Passage shown ->
<<<<
Web Content Container Companies: Let *Us* Make Money Too!

Over and over again I’m delighted by the phenomenal offerings on the Web, specifically in the areas of content creation and delivery. Most of them seem to be looking at the YouTube model of delivery: Make it free; make it (and all the content produced) public; and wrap advertising around the critical mass of users that flock to what you’re offering and make bazillions.

The problem? Any person, company or organization serious about investing time, effort, energy and resources building atop them — and delivering their content in an embeddable container on their website, blog, “FaceSpace” page or elsewhere — need to find a way to make money.

Now before you get all riled up with, “Hey Borsch, you numbskull. Haven’t you heard of the freemium model or that giving content away drives other business?” hear me out.

The answer, of course, is “yes” as evidenced by clients I’ve recommended implement a free/paid/pro version of what they offer online, as well as the huge success I personally experienced when giving away my report, Rise of the Participation Culture (RPC). With the latter example, for me to continue to carve out the time necessary to create quality deliverables like a line of social media ebooks, videos or presentations, there needs to be a way to make some dough off of them.

Arguments like, “Just give your stuff away and people will find you and new markets and opportunities will open up,” is mostly bullshit or a far too optimistic generalization for all but a few who do it. Yes, I believe that there is validity to “free” or otherwise I wouldn’t give stuff away (like free speaking engagements, free initial consultations, pro bono work, or free reports like RPC) but I limit those to 10% of my time or otherwise I’d get nothing else done.

There’s a real crazy-maker though, with licenses, and the fact that these offerings are geared so that YOU as a user, generating content, make NO MONEY and that THEY benefit from your effort.
>>>>
Exercise instructions ->
Write out the piece on web content container companies starting at "The problem? Any" and ending at "to make money.", substituting "embedded widget" for "embeddable container".

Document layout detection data
<<<<
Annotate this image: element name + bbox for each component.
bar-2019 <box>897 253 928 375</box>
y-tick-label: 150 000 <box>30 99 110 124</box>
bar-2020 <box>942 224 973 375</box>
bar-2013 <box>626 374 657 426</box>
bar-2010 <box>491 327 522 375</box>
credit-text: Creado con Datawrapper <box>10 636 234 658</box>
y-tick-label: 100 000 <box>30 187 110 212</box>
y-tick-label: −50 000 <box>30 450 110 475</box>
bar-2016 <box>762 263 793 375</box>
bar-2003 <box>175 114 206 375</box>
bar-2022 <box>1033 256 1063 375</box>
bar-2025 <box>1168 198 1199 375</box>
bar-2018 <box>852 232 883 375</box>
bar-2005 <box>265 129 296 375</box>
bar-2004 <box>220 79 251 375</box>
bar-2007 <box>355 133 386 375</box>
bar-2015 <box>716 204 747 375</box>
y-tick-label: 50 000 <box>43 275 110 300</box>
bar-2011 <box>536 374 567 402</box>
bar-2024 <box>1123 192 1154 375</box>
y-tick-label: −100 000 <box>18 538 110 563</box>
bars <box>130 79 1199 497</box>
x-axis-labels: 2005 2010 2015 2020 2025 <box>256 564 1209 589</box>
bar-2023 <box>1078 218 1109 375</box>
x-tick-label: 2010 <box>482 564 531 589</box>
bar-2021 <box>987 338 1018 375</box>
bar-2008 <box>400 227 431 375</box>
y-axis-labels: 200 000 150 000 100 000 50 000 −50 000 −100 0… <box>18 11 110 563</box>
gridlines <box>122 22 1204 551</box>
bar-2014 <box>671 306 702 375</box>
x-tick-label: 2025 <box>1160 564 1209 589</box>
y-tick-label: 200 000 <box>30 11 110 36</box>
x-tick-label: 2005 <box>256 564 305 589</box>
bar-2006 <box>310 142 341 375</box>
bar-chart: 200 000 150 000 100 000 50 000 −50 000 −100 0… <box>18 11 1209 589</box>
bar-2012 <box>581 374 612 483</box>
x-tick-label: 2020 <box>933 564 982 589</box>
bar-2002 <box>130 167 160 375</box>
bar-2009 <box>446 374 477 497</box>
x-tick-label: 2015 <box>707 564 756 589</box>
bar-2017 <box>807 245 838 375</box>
>>>>
Response to this task ->
The problem? Any person, company or organization serious about investing time, effort, energy and resources building atop them — and delivering their content in an embedded widget on their website, blog, “FaceSpace” page or elsewhere — need to find a way to make money.